Every line in the entries where "data" is found should be copied.
++++
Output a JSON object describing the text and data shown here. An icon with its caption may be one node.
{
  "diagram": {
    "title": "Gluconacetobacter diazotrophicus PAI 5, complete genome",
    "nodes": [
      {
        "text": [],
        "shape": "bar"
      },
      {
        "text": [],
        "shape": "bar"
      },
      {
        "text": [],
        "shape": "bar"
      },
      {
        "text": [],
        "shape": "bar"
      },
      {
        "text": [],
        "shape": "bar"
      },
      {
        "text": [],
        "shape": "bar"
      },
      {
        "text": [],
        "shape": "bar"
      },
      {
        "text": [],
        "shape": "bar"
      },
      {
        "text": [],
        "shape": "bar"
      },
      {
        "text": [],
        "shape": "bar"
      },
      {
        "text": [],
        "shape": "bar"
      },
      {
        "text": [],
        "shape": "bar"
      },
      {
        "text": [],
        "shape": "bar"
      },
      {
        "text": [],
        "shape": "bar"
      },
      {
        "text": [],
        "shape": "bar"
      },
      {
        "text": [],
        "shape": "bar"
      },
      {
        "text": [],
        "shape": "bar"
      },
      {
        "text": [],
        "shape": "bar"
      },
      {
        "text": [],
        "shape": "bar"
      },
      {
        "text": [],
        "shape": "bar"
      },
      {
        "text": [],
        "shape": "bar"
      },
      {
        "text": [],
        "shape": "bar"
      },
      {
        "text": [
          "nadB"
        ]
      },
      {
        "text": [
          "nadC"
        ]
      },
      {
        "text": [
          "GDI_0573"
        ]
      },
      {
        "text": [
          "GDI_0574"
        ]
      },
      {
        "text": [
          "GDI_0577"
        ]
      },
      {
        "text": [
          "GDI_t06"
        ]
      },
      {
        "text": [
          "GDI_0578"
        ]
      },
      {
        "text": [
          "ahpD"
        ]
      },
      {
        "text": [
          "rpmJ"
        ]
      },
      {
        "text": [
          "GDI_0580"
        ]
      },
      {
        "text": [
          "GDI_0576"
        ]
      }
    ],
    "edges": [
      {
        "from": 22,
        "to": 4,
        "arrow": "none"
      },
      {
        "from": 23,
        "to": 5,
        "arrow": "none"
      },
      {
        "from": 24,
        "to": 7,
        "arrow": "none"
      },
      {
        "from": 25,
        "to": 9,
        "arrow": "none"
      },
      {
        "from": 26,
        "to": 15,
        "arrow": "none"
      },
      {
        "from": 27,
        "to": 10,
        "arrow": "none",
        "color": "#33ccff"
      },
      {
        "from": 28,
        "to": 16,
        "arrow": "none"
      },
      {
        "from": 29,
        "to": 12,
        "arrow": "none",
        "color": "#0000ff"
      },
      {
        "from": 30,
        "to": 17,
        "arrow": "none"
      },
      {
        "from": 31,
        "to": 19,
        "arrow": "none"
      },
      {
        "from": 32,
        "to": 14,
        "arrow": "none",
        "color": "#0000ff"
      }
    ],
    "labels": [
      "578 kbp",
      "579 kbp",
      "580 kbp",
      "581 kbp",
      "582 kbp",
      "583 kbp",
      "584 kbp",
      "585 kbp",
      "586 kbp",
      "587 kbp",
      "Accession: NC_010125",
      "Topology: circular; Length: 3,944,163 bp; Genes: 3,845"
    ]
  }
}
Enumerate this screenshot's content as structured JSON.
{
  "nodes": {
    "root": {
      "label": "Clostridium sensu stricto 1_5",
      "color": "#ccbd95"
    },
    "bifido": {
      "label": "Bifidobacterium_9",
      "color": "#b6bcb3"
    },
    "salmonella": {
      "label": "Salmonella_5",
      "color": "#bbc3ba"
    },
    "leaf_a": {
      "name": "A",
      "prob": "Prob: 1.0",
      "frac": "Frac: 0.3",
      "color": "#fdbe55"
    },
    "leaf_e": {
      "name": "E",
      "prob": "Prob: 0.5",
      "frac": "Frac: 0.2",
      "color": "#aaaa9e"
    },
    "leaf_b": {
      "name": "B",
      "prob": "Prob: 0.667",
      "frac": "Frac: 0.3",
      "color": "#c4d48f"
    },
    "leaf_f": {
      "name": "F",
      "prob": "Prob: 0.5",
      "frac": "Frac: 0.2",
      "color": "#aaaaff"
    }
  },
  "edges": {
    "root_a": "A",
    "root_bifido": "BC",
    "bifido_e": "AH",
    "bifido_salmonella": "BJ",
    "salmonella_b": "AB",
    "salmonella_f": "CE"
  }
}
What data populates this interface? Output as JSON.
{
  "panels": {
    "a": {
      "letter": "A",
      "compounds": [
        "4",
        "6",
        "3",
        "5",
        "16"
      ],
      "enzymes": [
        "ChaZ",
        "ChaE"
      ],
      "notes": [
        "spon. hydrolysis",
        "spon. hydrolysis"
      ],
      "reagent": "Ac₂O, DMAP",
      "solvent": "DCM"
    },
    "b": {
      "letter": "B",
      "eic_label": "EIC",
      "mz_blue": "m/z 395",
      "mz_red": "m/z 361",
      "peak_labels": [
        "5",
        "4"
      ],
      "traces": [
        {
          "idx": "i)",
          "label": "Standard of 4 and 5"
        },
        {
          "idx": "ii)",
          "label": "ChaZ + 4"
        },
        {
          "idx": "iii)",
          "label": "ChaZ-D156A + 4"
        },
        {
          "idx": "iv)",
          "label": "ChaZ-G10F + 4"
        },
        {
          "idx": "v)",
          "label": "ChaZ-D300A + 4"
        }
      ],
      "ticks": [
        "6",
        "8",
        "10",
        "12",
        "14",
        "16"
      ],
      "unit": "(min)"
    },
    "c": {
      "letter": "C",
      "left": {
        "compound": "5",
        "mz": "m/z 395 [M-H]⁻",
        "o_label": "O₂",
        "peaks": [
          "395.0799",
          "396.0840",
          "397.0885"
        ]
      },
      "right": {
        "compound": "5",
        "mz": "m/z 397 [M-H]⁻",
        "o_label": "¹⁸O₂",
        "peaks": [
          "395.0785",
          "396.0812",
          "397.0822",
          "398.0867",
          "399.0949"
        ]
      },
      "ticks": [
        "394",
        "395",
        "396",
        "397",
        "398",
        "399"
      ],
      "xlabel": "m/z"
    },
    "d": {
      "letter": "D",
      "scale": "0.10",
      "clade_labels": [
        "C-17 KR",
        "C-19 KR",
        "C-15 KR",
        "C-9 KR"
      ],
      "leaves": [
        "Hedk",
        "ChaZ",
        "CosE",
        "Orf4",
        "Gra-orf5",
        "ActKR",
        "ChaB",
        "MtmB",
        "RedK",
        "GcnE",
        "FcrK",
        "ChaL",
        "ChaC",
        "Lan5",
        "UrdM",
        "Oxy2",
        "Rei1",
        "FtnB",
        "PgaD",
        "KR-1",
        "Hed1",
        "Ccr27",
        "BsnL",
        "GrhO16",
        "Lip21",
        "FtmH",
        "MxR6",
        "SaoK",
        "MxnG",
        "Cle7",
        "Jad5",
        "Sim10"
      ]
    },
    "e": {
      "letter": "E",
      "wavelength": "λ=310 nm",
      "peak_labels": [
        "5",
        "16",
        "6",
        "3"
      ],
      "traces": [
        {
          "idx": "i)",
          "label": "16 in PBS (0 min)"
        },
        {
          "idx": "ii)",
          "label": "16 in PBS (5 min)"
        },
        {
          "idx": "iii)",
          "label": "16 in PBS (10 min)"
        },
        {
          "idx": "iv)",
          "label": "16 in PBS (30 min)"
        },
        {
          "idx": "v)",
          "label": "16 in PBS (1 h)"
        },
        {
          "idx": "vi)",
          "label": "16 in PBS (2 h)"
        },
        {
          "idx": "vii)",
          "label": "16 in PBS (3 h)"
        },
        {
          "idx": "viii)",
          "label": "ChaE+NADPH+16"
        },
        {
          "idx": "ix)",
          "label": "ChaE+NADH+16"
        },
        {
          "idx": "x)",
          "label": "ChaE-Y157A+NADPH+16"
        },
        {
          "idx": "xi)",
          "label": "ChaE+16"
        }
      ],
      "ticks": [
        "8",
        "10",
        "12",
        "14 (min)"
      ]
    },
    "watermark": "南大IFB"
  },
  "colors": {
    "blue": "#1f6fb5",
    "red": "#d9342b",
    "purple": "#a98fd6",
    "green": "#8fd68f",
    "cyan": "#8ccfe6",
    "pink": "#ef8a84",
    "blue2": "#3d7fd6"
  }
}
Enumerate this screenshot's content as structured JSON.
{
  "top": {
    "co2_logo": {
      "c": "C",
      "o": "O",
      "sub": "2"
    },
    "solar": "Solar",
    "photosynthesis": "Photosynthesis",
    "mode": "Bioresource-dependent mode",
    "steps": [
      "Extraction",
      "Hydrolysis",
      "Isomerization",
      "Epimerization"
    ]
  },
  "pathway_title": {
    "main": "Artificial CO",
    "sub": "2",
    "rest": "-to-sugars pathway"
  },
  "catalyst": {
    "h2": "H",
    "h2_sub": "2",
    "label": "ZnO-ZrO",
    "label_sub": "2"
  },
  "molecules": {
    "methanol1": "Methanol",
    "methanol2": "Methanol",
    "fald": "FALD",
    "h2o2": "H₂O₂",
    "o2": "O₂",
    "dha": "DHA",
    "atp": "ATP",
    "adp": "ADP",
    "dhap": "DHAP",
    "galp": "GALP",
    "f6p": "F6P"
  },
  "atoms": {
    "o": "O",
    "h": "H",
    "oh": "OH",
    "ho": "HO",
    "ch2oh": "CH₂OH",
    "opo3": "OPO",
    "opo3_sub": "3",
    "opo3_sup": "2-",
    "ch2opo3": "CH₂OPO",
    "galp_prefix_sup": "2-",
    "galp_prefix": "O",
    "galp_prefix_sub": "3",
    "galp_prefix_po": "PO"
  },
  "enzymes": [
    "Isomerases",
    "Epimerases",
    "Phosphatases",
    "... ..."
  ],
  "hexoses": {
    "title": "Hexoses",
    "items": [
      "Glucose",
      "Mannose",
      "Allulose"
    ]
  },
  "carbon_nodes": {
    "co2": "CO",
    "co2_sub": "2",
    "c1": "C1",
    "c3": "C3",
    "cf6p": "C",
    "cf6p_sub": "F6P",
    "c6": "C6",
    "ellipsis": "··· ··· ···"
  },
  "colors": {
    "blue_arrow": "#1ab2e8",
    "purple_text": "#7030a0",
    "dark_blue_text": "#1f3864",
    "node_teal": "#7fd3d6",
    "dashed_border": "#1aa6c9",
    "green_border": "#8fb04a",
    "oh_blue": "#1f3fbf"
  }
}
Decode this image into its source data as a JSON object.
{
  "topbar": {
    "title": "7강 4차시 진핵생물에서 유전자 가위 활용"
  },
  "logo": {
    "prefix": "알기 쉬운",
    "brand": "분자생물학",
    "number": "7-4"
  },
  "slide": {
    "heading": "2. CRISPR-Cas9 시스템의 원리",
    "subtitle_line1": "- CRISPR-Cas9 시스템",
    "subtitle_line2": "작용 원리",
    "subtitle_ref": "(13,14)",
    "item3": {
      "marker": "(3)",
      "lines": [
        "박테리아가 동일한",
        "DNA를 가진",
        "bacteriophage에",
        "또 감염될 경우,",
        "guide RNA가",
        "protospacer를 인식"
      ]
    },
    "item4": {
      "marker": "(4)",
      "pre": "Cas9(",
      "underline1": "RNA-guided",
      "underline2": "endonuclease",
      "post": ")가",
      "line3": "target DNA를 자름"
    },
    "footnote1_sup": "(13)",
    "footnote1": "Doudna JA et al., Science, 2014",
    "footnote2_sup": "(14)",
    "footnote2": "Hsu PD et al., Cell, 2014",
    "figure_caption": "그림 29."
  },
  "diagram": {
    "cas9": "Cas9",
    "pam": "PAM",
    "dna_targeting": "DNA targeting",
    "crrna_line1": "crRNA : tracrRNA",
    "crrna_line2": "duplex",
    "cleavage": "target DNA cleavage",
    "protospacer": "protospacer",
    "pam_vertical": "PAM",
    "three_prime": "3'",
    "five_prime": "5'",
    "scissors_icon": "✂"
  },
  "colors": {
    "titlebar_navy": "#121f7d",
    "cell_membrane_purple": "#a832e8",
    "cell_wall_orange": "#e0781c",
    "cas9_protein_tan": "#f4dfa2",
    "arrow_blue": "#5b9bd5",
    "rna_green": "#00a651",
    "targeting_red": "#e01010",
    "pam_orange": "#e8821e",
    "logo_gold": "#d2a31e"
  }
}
++++
» **EXERCISE ANSWER**:
Output a JSON object describing the text and data shown here. An icon with its caption may be one node.
What data populates this interface? Output as JSON.
Decode this image into its source data as a JSON object.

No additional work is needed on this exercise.